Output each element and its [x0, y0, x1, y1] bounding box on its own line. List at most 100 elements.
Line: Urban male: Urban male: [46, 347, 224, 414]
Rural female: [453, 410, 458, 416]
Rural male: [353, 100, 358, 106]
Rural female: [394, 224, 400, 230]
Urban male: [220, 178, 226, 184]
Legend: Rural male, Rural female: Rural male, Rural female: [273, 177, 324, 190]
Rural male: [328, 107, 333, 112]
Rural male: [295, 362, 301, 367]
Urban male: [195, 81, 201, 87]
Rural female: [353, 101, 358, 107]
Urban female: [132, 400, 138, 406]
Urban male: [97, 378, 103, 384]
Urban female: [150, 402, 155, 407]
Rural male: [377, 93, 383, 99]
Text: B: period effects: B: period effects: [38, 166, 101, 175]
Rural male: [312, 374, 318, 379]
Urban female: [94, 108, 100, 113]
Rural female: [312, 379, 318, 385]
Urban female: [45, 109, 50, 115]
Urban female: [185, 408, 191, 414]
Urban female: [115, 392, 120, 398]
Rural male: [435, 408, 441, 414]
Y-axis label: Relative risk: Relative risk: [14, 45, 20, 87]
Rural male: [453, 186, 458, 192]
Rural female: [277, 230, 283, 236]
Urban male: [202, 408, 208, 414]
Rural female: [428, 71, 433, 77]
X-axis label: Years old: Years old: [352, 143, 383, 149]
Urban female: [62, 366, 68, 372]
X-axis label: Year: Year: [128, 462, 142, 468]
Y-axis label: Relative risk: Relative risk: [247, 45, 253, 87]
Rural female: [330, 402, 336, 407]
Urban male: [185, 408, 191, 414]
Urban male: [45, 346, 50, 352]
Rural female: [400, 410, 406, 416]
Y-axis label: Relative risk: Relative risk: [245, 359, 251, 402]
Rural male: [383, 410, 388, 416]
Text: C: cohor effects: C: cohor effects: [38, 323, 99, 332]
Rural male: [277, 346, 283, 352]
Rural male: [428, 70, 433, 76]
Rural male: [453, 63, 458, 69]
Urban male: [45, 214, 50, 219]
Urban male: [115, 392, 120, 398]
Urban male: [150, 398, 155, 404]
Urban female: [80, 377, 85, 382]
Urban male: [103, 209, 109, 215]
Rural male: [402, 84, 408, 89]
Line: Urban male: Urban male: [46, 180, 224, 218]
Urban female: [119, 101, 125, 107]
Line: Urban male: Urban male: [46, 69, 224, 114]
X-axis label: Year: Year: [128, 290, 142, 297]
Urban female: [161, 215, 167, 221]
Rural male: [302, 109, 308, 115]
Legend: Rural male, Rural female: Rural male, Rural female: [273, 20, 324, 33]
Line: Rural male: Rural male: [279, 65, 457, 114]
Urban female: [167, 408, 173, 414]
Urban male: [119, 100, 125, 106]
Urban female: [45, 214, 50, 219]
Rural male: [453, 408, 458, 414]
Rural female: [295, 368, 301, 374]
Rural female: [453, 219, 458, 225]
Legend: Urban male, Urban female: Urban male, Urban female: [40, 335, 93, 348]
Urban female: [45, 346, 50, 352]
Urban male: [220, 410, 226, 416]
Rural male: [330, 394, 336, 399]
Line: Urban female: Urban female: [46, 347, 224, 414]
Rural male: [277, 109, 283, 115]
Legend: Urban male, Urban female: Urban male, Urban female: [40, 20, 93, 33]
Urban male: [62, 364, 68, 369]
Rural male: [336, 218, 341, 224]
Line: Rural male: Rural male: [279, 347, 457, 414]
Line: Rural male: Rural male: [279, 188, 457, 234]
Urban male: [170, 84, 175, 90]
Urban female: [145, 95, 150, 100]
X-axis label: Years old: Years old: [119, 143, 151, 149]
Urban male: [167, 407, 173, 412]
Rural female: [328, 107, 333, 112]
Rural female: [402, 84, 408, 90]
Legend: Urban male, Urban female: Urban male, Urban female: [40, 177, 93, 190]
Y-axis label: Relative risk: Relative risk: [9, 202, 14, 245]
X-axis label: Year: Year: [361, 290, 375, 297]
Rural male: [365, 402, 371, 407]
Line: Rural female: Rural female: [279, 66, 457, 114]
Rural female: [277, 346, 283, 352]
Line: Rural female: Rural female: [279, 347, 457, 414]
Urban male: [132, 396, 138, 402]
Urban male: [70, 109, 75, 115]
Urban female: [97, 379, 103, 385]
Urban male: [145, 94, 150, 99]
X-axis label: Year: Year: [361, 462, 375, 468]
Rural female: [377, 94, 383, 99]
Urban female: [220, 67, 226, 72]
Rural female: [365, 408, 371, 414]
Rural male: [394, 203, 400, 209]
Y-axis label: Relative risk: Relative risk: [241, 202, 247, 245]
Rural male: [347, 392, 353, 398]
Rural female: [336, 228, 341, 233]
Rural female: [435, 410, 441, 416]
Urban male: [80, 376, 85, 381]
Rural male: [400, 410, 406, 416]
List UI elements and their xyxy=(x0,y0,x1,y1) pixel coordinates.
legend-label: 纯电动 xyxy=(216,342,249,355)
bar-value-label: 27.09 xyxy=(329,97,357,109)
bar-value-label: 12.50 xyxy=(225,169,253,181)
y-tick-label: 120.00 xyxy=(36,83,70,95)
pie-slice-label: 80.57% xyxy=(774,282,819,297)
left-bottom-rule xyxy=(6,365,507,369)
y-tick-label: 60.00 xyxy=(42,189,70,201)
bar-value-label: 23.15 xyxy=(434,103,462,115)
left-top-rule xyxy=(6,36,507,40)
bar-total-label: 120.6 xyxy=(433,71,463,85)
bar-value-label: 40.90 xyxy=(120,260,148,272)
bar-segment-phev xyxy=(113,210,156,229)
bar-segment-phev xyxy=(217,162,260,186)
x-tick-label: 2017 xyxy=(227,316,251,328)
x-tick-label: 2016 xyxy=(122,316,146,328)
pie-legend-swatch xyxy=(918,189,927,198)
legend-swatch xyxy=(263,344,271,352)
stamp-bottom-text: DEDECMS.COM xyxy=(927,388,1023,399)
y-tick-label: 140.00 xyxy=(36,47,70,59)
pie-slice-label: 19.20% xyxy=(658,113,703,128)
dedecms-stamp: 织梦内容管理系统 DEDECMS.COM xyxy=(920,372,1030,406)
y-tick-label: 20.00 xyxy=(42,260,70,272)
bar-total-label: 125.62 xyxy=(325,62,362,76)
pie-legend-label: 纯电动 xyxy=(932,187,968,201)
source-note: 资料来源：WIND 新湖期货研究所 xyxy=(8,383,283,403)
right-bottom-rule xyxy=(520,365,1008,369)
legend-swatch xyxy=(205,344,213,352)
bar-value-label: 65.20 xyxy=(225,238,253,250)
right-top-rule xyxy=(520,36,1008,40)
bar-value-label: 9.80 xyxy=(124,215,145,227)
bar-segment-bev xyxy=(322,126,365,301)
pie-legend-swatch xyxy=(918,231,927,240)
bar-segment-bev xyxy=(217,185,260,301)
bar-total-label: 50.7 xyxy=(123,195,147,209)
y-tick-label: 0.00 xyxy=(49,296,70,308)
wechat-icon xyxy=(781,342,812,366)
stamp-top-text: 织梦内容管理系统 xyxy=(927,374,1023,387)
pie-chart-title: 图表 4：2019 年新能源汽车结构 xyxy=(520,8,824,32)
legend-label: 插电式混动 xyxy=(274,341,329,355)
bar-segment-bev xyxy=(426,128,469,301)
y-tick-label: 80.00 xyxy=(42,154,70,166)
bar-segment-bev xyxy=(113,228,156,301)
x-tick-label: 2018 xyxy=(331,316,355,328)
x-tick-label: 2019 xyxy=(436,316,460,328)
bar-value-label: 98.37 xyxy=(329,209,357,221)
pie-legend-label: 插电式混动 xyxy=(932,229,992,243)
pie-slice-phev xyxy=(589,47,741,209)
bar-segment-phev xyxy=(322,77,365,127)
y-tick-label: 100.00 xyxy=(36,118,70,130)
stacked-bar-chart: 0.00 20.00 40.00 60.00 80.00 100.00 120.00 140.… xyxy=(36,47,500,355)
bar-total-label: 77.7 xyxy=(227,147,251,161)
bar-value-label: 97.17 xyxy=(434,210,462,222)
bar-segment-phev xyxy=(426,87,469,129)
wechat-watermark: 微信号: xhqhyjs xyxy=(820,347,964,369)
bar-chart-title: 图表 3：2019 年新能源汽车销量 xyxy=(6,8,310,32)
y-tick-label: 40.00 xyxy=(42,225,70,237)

*Short problem*: Reproduce the entries from the first line through the line containing "Urban female: [119, 101, 125, 107]", replacing every occurrence of "Relative risk" with "Risk ratio" and leaving all else unchanged.

*Reply*:
Output each element and its [x0, y0, x1, y1] bounding box on its own line. List at most 100 elements.
Line: Urban male: Urban male: [46, 347, 224, 414]
Rural female: [453, 410, 458, 416]
Rural male: [353, 100, 358, 106]
Rural female: [394, 224, 400, 230]
Urban male: [220, 178, 226, 184]
Legend: Rural male, Rural female: Rural male, Rural female: [273, 177, 324, 190]
Rural male: [328, 107, 333, 112]
Rural male: [295, 362, 301, 367]
Urban male: [195, 81, 201, 87]
Rural female: [353, 101, 358, 107]
Urban female: [132, 400, 138, 406]
Urban male: [97, 378, 103, 384]
Urban female: [150, 402, 155, 407]
Rural male: [377, 93, 383, 99]
Text: B: period effects: B: period effects: [38, 166, 101, 175]
Rural male: [312, 374, 318, 379]
Urban female: [94, 108, 100, 113]
Rural female: [312, 379, 318, 385]
Urban female: [45, 109, 50, 115]
Urban female: [185, 408, 191, 414]
Urban female: [115, 392, 120, 398]
Rural male: [435, 408, 441, 414]
Y-axis label: Risk ratio: Risk ratio: [14, 45, 20, 87]
Rural male: [453, 186, 458, 192]
Rural female: [277, 230, 283, 236]
Urban male: [202, 408, 208, 414]
Rural female: [428, 71, 433, 77]
X-axis label: Years old: Years old: [352, 143, 383, 149]
Urban female: [62, 366, 68, 372]
X-axis label: Year: Year: [128, 462, 142, 468]
Y-axis label: Risk ratio: Risk ratio: [247, 45, 253, 87]
Rural female: [330, 402, 336, 407]
Urban male: [185, 408, 191, 414]
Urban male: [45, 346, 50, 352]
Rural female: [400, 410, 406, 416]
Y-axis label: Risk ratio: Risk ratio: [245, 359, 251, 402]
Rural male: [383, 410, 388, 416]
Text: C: cohor effects: C: cohor effects: [38, 323, 99, 332]
Rural male: [277, 346, 283, 352]
Rural male: [428, 70, 433, 76]
Rural male: [453, 63, 458, 69]
Urban male: [45, 214, 50, 219]
Urban male: [115, 392, 120, 398]
Urban male: [150, 398, 155, 404]
Urban female: [80, 377, 85, 382]
Urban male: [103, 209, 109, 215]
Rural male: [402, 84, 408, 89]
Line: Urban male: Urban male: [46, 180, 224, 218]
Urban female: [119, 101, 125, 107]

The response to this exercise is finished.